◆ EXERCISE DESCRIPTION
Retype everything in the listing, leaving each line exactly as it is.

Rows from a figure dataset:

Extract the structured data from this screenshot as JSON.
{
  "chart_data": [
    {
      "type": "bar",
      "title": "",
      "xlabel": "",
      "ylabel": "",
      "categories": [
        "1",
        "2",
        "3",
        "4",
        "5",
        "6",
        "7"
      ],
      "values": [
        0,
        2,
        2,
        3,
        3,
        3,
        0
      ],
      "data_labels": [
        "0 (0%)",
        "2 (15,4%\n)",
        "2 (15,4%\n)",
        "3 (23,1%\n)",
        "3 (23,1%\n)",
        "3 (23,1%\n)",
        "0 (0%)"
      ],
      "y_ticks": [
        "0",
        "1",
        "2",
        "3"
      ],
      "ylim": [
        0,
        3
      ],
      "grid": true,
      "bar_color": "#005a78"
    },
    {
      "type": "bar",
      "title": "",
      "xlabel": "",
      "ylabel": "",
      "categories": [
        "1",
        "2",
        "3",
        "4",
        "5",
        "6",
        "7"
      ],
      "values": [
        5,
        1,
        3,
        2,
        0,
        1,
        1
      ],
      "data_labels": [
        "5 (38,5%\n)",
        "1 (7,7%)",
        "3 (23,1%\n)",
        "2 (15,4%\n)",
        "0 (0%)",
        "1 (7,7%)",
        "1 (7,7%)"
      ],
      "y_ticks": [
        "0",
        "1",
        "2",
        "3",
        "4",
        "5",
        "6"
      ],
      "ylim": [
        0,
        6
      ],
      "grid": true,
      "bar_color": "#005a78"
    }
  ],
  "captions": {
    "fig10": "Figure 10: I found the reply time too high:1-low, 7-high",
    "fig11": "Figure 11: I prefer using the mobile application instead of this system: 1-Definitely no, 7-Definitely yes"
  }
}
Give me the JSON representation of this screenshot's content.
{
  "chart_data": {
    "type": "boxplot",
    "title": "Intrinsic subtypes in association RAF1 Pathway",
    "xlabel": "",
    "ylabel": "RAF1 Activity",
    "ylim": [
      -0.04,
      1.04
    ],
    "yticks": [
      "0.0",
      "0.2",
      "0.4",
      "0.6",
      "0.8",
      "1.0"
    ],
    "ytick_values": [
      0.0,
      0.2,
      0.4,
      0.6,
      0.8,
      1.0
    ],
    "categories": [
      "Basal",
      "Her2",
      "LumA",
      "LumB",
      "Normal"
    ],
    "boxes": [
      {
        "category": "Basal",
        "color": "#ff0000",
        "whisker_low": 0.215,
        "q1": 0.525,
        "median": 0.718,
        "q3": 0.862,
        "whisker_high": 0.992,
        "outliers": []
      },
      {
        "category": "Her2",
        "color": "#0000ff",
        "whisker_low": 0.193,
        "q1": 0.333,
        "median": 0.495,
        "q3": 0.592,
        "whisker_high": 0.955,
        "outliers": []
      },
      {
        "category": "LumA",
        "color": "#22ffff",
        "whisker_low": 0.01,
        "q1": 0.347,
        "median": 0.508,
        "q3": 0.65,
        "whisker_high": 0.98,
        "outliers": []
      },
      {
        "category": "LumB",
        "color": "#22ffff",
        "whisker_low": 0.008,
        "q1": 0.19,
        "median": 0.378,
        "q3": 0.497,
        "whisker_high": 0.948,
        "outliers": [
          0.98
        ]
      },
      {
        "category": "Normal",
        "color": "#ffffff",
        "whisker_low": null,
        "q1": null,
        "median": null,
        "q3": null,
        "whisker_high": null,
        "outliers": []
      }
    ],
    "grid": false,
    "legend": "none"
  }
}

◆ THE RESPONSE
Extract the structured data from this screenshot as JSON.
{
  "chart_data": [
    {
      "type": "bar",
      "title": "",
      "xlabel": "",
      "ylabel": "",
      "categories": [
        "1",
        "2",
        "3",
        "4",
        "5",
        "6",
        "7"
      ],
      "values": [
        0,
        2,
        2,
        3,
        3,
        3,
        0
      ],
      "data_labels": [
        "0 (0%)",
        "2 (15,4%\n)",
        "2 (15,4%\n)",
        "3 (23,1%\n)",
        "3 (23,1%\n)",
        "3 (23,1%\n)",
        "0 (0%)"
      ],
      "y_ticks": [
        "0",
        "1",
        "2",
        "3"
      ],
      "ylim": [
        0,
        3
      ],
      "grid": true,
      "bar_color": "#005a78"
    },
    {
      "type": "bar",
      "title": "",
      "xlabel": "",
      "ylabel": "",
      "categories": [
        "1",
        "2",
        "3",
        "4",
        "5",
        "6",
        "7"
      ],
      "values": [
        5,
        1,
        3,
        2,
        0,
        1,
        1
      ],
      "data_labels": [
        "5 (38,5%\n)",
        "1 (7,7%)",
        "3 (23,1%\n)",
        "2 (15,4%\n)",
        "0 (0%)",
        "1 (7,7%)",
        "1 (7,7%)"
      ],
      "y_ticks": [
        "0",
        "1",
        "2",
        "3",
        "4",
        "5",
        "6"
      ],
      "ylim": [
        0,
        6
      ],
      "grid": true,
      "bar_color": "#005a78"
    }
  ],
  "captions": {
    "fig10": "Figure 10: I found the reply time too high:1-low, 7-high",
    "fig11": "Figure 11: I prefer using the mobile application instead of this system: 1-Definitely no, 7-Definitely yes"
  }
}
Give me the JSON representation of this screenshot's content.
{
  "chart_data": {
    "type": "boxplot",
    "title": "Intrinsic subtypes in association RAF1 Pathway",
    "xlabel": "",
    "ylabel": "RAF1 Activity",
    "ylim": [
      -0.04,
      1.04
    ],
    "yticks": [
      "0.0",
      "0.2",
      "0.4",
      "0.6",
      "0.8",
      "1.0"
    ],
    "ytick_values": [
      0.0,
      0.2,
      0.4,
      0.6,
      0.8,
      1.0
    ],
    "categories": [
      "Basal",
      "Her2",
      "LumA",
      "LumB",
      "Normal"
    ],
    "boxes": [
      {
        "category": "Basal",
        "color": "#ff0000",
        "whisker_low": 0.215,
        "q1": 0.525,
        "median": 0.718,
        "q3": 0.862,
        "whisker_high": 0.992,
        "outliers": []
      },
      {
        "category": "Her2",
        "color": "#0000ff",
        "whisker_low": 0.193,
        "q1": 0.333,
        "median": 0.495,
        "q3": 0.592,
        "whisker_high": 0.955,
        "outliers": []
      },
      {
        "category": "LumA",
        "color": "#22ffff",
        "whisker_low": 0.01,
        "q1": 0.347,
        "median": 0.508,
        "q3": 0.65,
        "whisker_high": 0.98,
        "outliers": []
      },
      {
        "category": "LumB",
        "color": "#22ffff",
        "whisker_low": 0.008,
        "q1": 0.19,
        "median": 0.378,
        "q3": 0.497,
        "whisker_high": 0.948,
        "outliers": [
          0.98
        ]
      },
      {
        "category": "Normal",
        "color": "#ffffff",
        "whisker_low": null,
        "q1": null,
        "median": null,
        "q3": null,
        "whisker_high": null,
        "outliers": []
      }
    ],
    "grid": false,
    "legend": "none"
  }
}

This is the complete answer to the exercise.